Today, where do we see the descendants of Anak, or the Amal′ekites, the Hittites, the Jeb′usites, or the Amorites? They’ve all long since disappeared, yet the Jews remain.
In Matthew 13:31-32, Christ improves upon this miracle, in His promises to His Church, the Kingdom of God. Like the Jewish people, the Church will never be destroyed. But the Church will go from being “the smallest of all seeds” to becoming a great tree. She won’t just survive: She’ll thrive.
Of course, the Catholic Church has born this out. She has survived for two thousand years, and is the oldest government in the world. Innumerable empires have attempted to suppress Her: they’ve faded away, while She’s continued to grow. Throughout those two millennia, She’s kept an astonishingly consistent set of doctrinal beliefs. Who else can boast this track record?
III. The Use of Miracles
Some people are more disposed than others to the possibility of miracles. For those who are disposed, use them to show that God has confirmed the message of the Catholic Church. For those who aren’t, treat the topic the way you would to someone skeptical of the Empty Tomb. Leave it to the skeptic to explain how Lanciano, bilocation, Guadalupe, and the miracle of the sun are hoaxes or forgeries. Personally, I am partial to Msgr. Knox’s explanation in The Belief of Catholics:
It belongs to the courtesies of duelling that the challenger should offer his opponent a choice of weapons. In this debate, which here reaches its critical point, it is the Catholic Church which challenges the human intellect. In courtesy, therefore, the reader must be allowed his choice of weapons, if he is prepared to abide by it.

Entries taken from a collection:
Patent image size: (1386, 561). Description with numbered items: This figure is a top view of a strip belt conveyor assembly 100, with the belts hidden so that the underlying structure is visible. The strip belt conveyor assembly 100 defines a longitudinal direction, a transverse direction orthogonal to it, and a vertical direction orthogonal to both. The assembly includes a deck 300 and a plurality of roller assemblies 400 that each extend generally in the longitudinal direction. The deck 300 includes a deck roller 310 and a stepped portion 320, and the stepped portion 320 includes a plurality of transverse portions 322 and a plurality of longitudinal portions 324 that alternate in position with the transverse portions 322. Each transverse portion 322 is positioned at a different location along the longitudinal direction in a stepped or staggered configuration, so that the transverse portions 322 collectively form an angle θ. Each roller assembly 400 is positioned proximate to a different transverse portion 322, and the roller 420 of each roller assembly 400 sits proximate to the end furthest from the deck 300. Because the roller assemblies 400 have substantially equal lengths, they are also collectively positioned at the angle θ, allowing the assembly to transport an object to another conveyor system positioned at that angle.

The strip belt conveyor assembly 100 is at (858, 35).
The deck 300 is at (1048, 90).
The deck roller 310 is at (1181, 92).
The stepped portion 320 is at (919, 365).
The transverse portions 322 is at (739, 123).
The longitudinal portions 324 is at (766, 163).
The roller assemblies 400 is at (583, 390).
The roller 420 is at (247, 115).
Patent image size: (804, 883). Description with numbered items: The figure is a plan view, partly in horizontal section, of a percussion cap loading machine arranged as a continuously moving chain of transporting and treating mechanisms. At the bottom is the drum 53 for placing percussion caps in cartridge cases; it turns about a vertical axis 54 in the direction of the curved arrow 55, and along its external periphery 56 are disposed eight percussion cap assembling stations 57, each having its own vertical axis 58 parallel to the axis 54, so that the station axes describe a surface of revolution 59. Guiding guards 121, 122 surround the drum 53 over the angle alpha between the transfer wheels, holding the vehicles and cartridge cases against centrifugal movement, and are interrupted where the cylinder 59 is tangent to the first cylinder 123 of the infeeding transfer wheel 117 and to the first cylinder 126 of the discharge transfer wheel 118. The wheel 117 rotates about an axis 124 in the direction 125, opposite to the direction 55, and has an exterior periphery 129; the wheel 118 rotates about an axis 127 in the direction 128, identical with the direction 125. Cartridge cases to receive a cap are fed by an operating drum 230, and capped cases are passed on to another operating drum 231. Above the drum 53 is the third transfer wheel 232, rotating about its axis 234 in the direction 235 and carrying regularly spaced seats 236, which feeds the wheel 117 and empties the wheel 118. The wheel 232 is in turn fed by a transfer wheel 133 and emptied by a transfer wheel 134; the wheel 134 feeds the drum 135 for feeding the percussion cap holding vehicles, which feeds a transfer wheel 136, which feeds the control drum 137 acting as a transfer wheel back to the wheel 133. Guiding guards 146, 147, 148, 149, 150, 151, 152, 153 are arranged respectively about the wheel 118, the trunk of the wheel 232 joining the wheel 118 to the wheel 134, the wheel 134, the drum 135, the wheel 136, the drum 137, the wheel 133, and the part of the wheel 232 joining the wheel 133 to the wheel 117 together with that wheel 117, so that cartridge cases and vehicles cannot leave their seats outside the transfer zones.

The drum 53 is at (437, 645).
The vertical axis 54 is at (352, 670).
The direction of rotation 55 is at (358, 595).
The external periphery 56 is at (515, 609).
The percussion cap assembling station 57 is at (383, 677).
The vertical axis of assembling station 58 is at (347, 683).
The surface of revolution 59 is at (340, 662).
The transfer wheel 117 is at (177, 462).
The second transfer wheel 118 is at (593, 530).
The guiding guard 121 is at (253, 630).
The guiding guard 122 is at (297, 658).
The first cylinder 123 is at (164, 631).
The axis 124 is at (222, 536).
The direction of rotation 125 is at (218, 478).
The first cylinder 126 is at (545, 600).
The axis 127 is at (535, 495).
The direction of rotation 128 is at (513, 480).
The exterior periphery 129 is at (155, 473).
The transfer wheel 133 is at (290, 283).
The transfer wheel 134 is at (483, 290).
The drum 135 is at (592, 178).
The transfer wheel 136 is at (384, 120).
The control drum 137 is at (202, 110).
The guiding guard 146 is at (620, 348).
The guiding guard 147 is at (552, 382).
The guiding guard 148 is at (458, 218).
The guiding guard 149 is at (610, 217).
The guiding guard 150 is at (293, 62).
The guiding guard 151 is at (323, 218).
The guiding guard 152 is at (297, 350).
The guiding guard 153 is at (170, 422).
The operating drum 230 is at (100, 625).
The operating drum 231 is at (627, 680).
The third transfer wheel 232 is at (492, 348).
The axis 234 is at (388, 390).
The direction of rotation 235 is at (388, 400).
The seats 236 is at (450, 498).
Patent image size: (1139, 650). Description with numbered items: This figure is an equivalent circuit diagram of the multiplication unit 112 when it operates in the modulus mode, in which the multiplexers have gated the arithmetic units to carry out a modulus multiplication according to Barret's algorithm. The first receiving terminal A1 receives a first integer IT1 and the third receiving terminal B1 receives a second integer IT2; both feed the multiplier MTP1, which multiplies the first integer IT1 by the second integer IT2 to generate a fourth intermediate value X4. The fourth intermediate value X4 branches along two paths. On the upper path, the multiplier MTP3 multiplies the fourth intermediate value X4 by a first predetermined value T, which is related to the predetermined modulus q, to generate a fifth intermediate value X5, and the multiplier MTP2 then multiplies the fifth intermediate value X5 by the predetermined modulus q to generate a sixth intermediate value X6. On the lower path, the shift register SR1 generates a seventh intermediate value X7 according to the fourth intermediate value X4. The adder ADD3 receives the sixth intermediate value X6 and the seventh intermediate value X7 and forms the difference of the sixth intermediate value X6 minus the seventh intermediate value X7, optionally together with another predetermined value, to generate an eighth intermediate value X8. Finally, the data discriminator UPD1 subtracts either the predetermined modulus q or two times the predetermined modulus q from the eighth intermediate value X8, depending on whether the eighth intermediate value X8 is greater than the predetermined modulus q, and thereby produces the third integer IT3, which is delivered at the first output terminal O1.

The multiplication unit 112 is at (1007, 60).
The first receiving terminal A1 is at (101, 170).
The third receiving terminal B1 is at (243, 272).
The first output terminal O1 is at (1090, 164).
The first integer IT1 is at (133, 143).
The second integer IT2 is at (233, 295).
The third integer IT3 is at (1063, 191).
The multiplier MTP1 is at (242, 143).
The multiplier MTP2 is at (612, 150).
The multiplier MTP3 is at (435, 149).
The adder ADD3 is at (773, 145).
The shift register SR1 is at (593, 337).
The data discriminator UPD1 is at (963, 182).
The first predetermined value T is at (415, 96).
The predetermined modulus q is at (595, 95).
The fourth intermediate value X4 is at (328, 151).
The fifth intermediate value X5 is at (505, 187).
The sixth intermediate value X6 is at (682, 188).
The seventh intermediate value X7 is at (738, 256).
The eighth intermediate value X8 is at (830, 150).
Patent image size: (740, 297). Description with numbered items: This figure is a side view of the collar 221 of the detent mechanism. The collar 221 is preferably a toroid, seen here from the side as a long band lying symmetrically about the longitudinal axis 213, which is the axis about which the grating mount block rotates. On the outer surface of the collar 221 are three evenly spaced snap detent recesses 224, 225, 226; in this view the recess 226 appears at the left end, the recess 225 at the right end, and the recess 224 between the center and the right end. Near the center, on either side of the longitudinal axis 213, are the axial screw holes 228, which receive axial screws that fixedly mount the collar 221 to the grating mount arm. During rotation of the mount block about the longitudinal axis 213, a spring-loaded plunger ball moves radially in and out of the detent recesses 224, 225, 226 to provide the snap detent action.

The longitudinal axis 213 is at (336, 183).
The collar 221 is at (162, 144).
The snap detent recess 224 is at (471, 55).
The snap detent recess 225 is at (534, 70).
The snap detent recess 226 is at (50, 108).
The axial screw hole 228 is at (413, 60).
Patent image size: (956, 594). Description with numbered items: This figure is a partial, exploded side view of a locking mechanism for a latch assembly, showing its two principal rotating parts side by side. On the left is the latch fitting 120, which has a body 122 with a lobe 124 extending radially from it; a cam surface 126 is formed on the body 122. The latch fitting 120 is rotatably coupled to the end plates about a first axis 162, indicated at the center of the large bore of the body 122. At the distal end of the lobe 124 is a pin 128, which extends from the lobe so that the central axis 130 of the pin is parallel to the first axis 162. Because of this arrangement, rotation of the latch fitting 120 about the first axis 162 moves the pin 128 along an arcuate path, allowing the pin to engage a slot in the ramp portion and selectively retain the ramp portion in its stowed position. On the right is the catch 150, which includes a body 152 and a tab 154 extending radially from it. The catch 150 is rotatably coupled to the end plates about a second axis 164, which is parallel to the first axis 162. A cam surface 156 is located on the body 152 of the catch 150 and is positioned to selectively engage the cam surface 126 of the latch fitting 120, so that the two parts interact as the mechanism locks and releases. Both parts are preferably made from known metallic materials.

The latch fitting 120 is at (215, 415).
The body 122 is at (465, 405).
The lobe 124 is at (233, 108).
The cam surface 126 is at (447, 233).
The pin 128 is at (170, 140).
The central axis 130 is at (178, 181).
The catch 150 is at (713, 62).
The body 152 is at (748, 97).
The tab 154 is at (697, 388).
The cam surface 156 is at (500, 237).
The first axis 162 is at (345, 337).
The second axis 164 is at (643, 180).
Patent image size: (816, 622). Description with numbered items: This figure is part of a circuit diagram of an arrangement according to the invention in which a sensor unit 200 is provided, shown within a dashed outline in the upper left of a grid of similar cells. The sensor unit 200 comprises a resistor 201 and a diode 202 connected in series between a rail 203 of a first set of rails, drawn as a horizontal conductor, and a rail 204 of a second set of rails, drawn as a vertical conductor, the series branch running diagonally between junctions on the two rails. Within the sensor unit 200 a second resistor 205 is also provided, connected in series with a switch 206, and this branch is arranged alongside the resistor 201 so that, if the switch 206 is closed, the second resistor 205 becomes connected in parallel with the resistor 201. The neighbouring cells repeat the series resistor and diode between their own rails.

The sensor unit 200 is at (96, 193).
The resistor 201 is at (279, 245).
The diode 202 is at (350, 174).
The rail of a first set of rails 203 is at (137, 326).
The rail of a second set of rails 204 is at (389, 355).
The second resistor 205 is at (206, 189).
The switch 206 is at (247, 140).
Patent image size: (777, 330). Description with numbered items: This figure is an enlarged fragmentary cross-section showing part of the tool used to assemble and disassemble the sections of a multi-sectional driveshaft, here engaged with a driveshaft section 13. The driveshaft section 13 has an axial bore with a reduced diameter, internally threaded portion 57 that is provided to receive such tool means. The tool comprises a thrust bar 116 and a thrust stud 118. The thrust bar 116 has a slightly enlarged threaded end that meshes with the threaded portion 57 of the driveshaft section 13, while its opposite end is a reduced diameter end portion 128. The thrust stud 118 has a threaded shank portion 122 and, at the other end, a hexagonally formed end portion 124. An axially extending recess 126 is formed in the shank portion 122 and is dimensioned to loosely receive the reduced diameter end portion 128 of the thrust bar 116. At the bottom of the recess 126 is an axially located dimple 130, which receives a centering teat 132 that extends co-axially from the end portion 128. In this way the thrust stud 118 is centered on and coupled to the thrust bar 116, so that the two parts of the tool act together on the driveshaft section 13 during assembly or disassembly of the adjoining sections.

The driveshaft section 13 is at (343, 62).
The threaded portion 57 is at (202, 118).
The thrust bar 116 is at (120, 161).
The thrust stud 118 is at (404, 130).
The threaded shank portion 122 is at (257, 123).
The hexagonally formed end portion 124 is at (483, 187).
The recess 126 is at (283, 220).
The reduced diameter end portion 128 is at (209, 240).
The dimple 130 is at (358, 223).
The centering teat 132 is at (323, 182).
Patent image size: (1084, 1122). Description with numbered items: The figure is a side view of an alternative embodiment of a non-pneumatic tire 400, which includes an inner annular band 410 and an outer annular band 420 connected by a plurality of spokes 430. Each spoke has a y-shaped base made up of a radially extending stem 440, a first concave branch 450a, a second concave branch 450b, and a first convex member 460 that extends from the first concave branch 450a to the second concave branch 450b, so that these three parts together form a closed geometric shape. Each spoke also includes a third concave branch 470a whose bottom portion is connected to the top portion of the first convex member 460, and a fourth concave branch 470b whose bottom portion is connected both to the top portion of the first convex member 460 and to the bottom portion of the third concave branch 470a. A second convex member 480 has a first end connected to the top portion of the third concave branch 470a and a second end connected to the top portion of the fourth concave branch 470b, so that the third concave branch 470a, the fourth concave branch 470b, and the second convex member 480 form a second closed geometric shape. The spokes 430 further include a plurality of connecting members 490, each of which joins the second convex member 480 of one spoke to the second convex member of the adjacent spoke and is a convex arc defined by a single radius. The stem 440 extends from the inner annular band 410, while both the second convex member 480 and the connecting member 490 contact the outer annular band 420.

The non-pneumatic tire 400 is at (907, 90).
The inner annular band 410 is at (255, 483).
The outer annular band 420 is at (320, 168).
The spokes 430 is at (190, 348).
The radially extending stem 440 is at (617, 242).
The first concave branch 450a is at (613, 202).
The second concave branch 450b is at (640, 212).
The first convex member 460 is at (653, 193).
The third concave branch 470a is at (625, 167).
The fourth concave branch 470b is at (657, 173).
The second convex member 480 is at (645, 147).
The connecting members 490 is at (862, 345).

DIRECTIONS FOR THIS TASK |
From the passage on miracles and the Church, list every people the text names as having long since disappeared.

EXPECTED ANSWER |
The descendants of Anak, the Amal′ekites, the Hittites, the Jeb′usites, the Amorites